=== The records ===
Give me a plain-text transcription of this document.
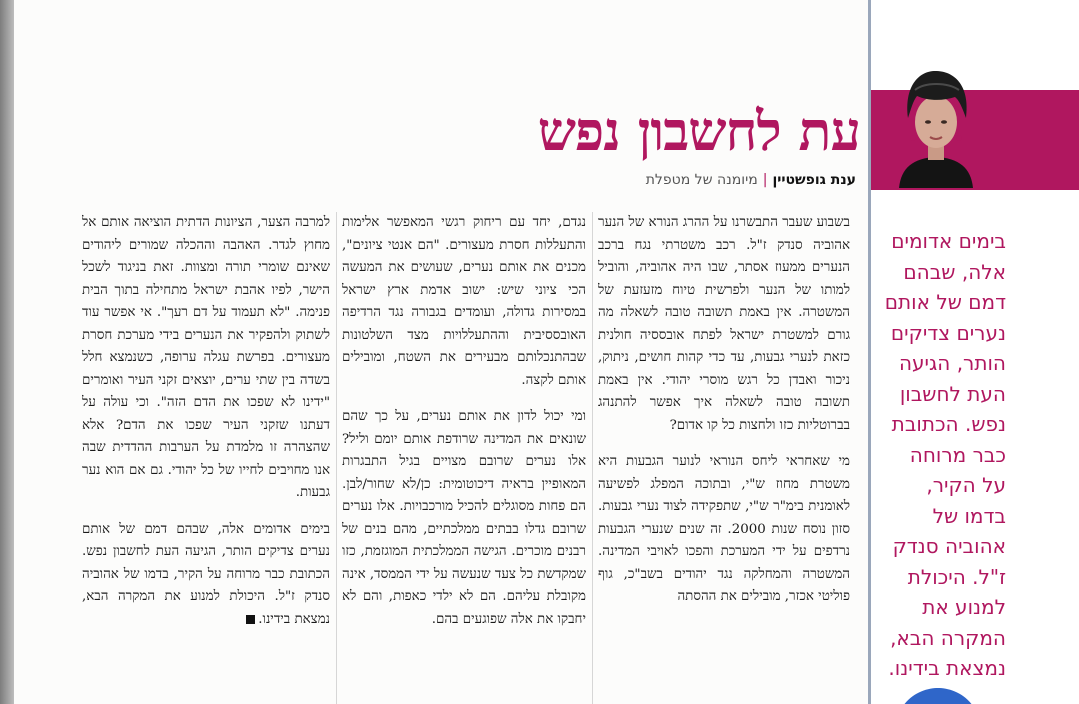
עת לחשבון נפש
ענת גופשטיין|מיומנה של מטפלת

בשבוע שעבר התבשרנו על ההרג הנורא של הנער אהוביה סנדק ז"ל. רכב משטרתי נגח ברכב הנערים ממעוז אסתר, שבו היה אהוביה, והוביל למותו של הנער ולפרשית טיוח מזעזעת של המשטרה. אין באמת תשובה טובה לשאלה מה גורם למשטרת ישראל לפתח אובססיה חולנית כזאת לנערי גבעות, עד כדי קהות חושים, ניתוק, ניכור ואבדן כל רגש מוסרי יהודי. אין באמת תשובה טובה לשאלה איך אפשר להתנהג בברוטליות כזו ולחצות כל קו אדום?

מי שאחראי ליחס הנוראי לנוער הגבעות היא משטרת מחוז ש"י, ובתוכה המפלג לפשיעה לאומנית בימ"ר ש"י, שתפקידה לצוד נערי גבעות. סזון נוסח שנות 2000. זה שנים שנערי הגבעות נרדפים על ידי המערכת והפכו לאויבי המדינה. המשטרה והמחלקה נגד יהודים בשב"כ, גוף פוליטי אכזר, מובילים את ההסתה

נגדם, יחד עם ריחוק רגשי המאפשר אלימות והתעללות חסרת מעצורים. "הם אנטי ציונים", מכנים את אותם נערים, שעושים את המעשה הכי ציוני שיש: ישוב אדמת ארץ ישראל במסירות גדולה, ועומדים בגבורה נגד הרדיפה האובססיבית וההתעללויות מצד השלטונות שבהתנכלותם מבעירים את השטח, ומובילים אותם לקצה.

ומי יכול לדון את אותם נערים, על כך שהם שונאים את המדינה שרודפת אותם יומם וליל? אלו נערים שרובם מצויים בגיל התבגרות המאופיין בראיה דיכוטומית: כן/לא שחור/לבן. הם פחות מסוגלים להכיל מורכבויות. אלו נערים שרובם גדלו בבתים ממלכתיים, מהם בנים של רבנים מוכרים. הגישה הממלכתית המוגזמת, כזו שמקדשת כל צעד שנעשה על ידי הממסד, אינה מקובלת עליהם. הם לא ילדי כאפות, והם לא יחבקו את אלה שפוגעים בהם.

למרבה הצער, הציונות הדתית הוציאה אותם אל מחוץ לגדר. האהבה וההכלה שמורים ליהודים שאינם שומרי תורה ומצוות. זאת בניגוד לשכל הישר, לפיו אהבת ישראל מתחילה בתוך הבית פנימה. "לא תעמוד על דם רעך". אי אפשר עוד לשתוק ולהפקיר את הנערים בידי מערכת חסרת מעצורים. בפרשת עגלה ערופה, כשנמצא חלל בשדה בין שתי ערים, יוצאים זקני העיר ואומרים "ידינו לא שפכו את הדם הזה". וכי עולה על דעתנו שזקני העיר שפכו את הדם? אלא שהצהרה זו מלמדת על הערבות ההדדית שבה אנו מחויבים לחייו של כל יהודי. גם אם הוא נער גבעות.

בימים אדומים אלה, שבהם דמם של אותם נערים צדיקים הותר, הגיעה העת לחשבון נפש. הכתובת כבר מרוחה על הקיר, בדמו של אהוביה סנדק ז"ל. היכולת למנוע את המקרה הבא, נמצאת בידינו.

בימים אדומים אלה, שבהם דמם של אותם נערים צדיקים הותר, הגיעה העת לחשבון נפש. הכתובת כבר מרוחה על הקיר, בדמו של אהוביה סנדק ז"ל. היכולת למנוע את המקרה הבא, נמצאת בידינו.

--

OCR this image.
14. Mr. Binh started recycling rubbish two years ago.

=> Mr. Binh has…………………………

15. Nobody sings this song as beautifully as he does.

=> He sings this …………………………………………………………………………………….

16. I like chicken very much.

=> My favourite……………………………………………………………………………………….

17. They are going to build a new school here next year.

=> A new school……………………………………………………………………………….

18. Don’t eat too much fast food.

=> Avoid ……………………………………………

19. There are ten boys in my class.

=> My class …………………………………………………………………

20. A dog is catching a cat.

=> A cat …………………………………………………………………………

=== Goal ===
Report each line of the material above where the word "sings" appears.

=== Complete answer ===
15. Nobody sings this song as beautifully as he does.
=> He sings this …………………………………………………………………………………….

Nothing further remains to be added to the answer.